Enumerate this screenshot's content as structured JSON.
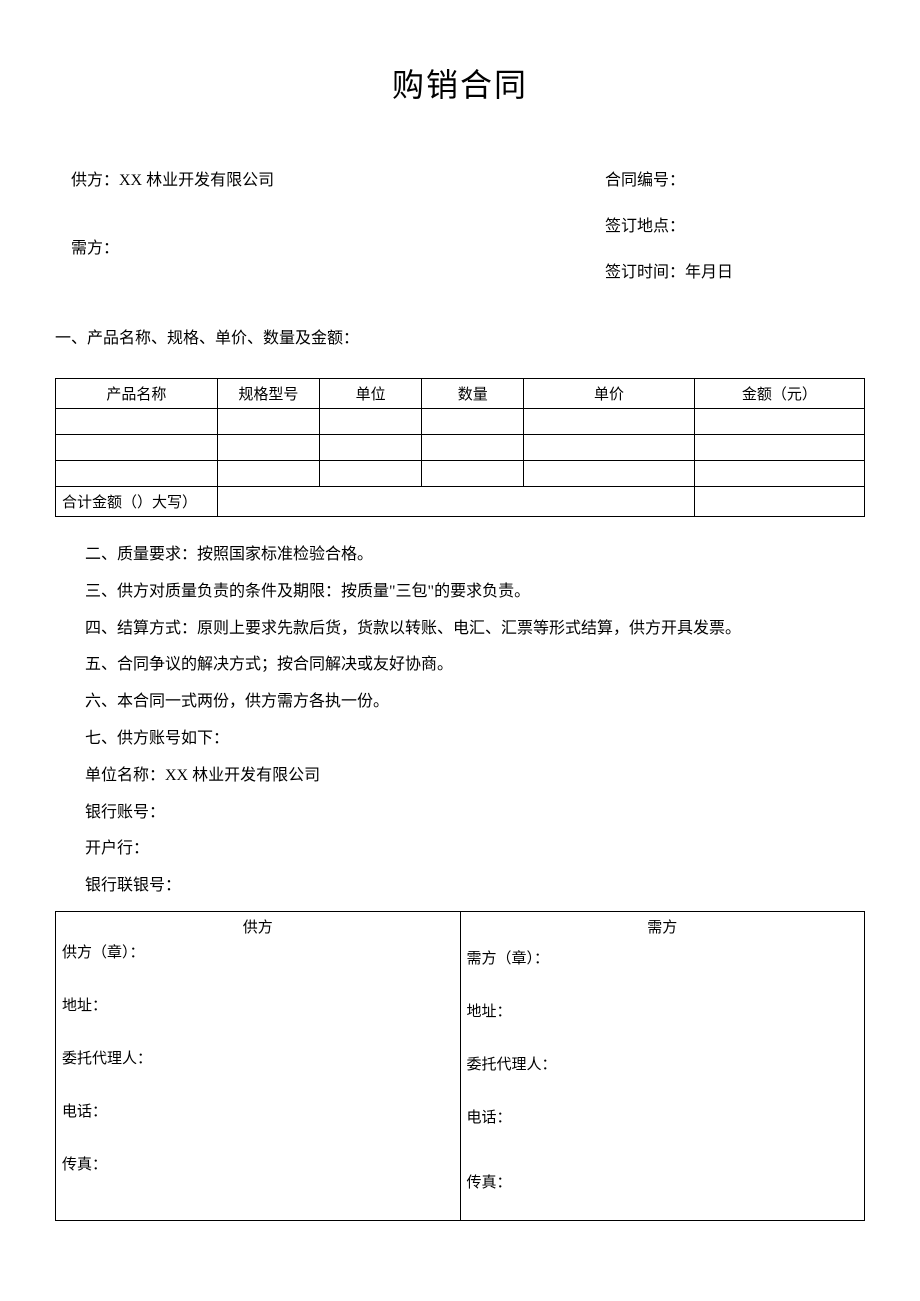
{
  "title": "购销合同",
  "header": {
    "supplier_label": "供方：XX 林业开发有限公司",
    "buyer_label": "需方：",
    "contract_no_label": "合同编号：",
    "sign_place_label": "签订地点：",
    "sign_time_label": "签订时间：年月日"
  },
  "section1_intro": "一、产品名称、规格、单价、数量及金额：",
  "product_table": {
    "headers": [
      "产品名称",
      "规格型号",
      "单位",
      "数量",
      "单价",
      "金额（元）"
    ],
    "rows": [
      [
        "",
        "",
        "",
        "",
        "",
        ""
      ],
      [
        "",
        "",
        "",
        "",
        "",
        ""
      ],
      [
        "",
        "",
        "",
        "",
        "",
        ""
      ]
    ],
    "footer_label": "合计金额（）大写）"
  },
  "clauses": [
    "二、质量要求：按照国家标准检验合格。",
    "三、供方对质量负责的条件及期限：按质量\"三包\"的要求负责。",
    "四、结算方式：原则上要求先款后货，货款以转账、电汇、汇票等形式结算，供方开具发票。",
    "五、合同争议的解决方式；按合同解决或友好协商。",
    "六、本合同一式两份，供方需方各执一份。",
    "七、供方账号如下：",
    "单位名称：XX 林业开发有限公司",
    "银行账号：",
    "开户行：",
    "银行联银号："
  ],
  "sign_table": {
    "supplier_header": "供方",
    "buyer_header": "需方",
    "supplier_lines": [
      "供方（章）：",
      "地址：",
      "委托代理人：",
      "电话：",
      "传真："
    ],
    "buyer_lines": [
      "需方（章）：",
      "地址：",
      "委托代理人：",
      "电话：",
      "传真："
    ]
  }
}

^^^^^^^^

**PROBLEM STATEMENT:** Set the pictures aside and transcribe the data above exactly.

**FINAL RESULT:**
Enumerate this screenshot's content as structured JSON.
{
  "title": "购销合同",
  "header": {
    "supplier_label": "供方：XX 林业开发有限公司",
    "buyer_label": "需方：",
    "contract_no_label": "合同编号：",
    "sign_place_label": "签订地点：",
    "sign_time_label": "签订时间：年月日"
  },
  "section1_intro": "一、产品名称、规格、单价、数量及金额：",
  "product_table": {
    "headers": [
      "产品名称",
      "规格型号",
      "单位",
      "数量",
      "单价",
      "金额（元）"
    ],
    "rows": [
      [
        "",
        "",
        "",
        "",
        "",
        ""
      ],
      [
        "",
        "",
        "",
        "",
        "",
        ""
      ],
      [
        "",
        "",
        "",
        "",
        "",
        ""
      ]
    ],
    "footer_label": "合计金额（）大写）"
  },
  "clauses": [
    "二、质量要求：按照国家标准检验合格。",
    "三、供方对质量负责的条件及期限：按质量\"三包\"的要求负责。",
    "四、结算方式：原则上要求先款后货，货款以转账、电汇、汇票等形式结算，供方开具发票。",
    "五、合同争议的解决方式；按合同解决或友好协商。",
    "六、本合同一式两份，供方需方各执一份。",
    "七、供方账号如下：",
    "单位名称：XX 林业开发有限公司",
    "银行账号：",
    "开户行：",
    "银行联银号："
  ],
  "sign_table": {
    "supplier_header": "供方",
    "buyer_header": "需方",
    "supplier_lines": [
      "供方（章）：",
      "地址：",
      "委托代理人：",
      "电话：",
      "传真："
    ],
    "buyer_lines": [
      "需方（章）：",
      "地址：",
      "委托代理人：",
      "电话：",
      "传真："
    ]
  }
}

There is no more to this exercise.